(Do this)
Reproduce exactly the lines from the one containing "What data populates" through the end of the listing, minus the pictures.

(Records contained in a dataset)
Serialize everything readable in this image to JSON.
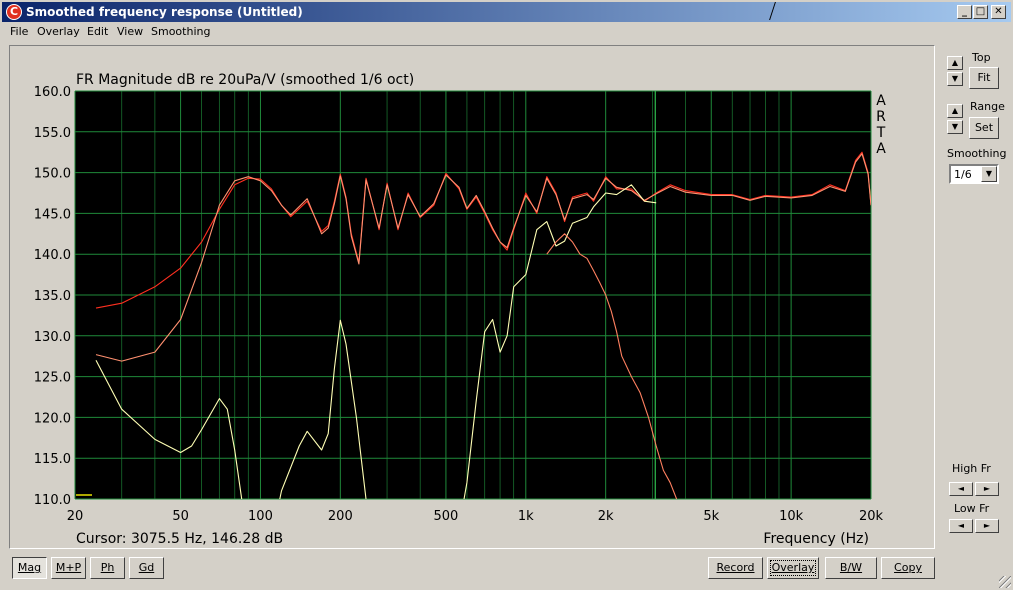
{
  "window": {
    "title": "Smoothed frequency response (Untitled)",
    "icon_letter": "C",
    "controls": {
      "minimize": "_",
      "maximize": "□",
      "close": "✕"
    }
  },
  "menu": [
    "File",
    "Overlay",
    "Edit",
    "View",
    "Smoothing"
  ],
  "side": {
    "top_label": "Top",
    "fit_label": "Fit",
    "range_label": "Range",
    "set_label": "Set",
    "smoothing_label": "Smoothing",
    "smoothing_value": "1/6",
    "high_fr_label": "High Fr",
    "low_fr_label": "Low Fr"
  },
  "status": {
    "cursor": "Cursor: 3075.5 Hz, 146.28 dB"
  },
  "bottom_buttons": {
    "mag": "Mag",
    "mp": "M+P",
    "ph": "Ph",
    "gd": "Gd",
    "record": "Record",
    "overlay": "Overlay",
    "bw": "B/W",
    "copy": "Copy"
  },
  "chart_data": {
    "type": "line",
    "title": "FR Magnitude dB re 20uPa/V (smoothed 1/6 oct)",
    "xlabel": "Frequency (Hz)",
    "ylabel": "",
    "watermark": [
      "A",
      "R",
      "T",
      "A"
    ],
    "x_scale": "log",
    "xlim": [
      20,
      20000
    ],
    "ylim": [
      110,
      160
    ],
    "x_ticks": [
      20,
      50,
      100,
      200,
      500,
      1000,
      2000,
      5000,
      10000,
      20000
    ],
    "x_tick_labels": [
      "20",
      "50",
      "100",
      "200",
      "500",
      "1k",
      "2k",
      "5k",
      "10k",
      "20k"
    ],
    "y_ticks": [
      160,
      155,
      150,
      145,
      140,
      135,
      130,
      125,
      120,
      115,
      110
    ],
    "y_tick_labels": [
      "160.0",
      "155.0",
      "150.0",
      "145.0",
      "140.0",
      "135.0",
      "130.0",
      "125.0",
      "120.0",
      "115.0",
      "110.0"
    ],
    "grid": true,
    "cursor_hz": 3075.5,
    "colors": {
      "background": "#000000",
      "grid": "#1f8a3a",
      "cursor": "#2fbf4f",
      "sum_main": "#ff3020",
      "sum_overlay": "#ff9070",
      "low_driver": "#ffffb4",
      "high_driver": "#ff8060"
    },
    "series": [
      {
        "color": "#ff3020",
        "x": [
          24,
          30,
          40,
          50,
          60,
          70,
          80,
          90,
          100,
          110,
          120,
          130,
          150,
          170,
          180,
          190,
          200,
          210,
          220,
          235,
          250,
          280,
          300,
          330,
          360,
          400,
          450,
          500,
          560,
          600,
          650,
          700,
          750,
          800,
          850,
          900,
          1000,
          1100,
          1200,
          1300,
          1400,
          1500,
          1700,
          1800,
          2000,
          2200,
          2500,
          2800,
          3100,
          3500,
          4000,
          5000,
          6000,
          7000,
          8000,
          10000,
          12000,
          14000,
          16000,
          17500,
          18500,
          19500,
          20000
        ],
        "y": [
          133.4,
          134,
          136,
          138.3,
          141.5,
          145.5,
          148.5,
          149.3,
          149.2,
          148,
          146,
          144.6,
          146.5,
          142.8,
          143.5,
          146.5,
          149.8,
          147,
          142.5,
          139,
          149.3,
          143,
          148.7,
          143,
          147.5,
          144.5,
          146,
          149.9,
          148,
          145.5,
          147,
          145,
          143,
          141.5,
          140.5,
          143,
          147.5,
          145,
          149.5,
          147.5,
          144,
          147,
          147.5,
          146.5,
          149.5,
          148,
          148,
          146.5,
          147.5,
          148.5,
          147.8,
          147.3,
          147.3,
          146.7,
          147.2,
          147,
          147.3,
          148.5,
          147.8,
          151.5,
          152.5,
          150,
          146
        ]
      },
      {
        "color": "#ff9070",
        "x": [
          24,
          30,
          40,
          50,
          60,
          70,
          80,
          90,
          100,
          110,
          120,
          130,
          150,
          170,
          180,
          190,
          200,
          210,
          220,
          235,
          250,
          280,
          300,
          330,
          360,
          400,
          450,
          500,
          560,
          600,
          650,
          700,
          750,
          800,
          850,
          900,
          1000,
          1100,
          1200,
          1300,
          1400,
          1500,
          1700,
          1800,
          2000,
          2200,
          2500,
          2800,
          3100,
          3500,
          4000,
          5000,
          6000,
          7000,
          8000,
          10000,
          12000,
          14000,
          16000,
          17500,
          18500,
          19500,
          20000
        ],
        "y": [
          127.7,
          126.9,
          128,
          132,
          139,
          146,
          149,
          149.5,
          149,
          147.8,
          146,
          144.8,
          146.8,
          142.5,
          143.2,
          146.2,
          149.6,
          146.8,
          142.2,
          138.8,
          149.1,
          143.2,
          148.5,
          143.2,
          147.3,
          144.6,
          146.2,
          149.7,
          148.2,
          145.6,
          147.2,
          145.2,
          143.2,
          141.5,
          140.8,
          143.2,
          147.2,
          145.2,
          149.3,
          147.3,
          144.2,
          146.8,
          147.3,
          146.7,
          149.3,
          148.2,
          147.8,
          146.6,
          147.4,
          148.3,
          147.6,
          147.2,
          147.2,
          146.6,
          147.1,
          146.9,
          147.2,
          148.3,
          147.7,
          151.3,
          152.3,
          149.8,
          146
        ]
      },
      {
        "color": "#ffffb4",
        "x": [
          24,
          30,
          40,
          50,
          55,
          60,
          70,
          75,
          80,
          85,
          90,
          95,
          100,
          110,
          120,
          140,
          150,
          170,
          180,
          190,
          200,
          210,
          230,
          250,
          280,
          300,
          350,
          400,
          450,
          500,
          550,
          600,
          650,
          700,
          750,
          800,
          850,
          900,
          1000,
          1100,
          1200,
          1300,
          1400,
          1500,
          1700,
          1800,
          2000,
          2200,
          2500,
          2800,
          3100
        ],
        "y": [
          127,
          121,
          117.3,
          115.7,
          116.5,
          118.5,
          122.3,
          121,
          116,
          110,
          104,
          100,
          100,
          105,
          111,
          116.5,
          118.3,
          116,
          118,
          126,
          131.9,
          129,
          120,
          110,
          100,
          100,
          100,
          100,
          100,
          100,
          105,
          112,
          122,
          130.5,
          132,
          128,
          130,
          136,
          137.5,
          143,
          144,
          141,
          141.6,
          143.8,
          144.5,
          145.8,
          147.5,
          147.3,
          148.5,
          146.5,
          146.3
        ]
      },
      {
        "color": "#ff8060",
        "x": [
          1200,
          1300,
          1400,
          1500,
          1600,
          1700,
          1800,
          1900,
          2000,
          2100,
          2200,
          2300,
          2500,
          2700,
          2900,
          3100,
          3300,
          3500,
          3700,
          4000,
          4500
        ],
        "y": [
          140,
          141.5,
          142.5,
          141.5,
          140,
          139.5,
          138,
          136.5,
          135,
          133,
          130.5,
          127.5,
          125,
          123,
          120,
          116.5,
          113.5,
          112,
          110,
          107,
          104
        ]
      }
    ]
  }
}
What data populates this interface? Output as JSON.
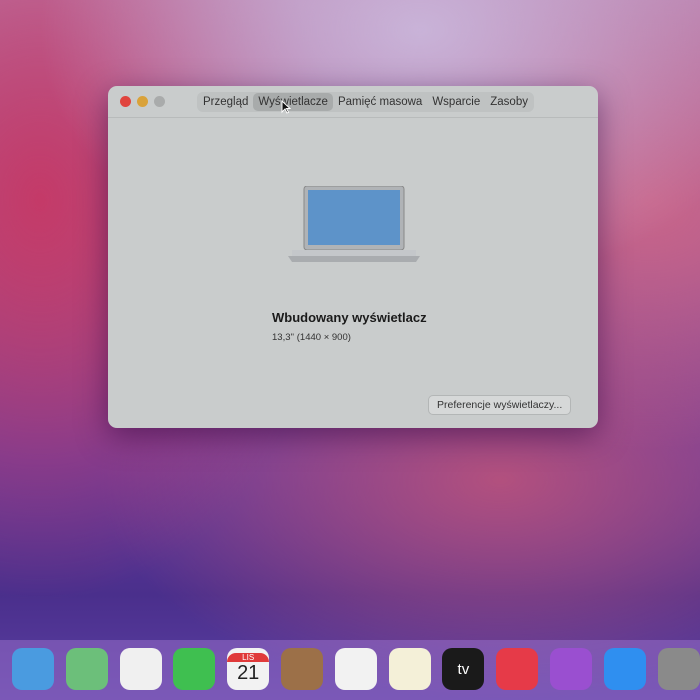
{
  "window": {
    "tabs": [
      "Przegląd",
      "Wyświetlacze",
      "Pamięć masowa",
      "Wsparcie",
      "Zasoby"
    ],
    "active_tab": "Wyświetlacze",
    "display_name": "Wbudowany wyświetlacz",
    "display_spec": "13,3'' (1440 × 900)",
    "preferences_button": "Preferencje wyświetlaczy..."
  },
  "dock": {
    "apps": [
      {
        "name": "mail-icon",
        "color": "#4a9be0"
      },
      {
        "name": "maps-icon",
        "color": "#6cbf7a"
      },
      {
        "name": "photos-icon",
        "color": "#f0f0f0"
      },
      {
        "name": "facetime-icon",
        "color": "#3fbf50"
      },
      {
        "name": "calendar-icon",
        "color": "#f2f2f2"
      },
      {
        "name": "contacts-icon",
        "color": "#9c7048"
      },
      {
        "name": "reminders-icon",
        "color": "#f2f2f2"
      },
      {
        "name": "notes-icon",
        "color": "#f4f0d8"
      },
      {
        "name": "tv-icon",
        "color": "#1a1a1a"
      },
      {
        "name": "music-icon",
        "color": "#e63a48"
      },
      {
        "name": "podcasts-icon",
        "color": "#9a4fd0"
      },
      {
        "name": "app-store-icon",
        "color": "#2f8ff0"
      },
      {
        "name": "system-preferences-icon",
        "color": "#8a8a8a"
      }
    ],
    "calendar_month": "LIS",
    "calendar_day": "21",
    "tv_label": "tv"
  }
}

(Solution)
What data populates this interface? Output as JSON.
{
  "window": {
    "tabs": [
      "Przegląd",
      "Wyświetlacze",
      "Pamięć masowa",
      "Wsparcie",
      "Zasoby"
    ],
    "active_tab": "Wyświetlacze",
    "display_name": "Wbudowany wyświetlacz",
    "display_spec": "13,3'' (1440 × 900)",
    "preferences_button": "Preferencje wyświetlaczy..."
  },
  "dock": {
    "apps": [
      {
        "name": "mail-icon",
        "color": "#4a9be0"
      },
      {
        "name": "maps-icon",
        "color": "#6cbf7a"
      },
      {
        "name": "photos-icon",
        "color": "#f0f0f0"
      },
      {
        "name": "facetime-icon",
        "color": "#3fbf50"
      },
      {
        "name": "calendar-icon",
        "color": "#f2f2f2"
      },
      {
        "name": "contacts-icon",
        "color": "#9c7048"
      },
      {
        "name": "reminders-icon",
        "color": "#f2f2f2"
      },
      {
        "name": "notes-icon",
        "color": "#f4f0d8"
      },
      {
        "name": "tv-icon",
        "color": "#1a1a1a"
      },
      {
        "name": "music-icon",
        "color": "#e63a48"
      },
      {
        "name": "podcasts-icon",
        "color": "#9a4fd0"
      },
      {
        "name": "app-store-icon",
        "color": "#2f8ff0"
      },
      {
        "name": "system-preferences-icon",
        "color": "#8a8a8a"
      }
    ],
    "calendar_month": "LIS",
    "calendar_day": "21",
    "tv_label": "tv"
  }
}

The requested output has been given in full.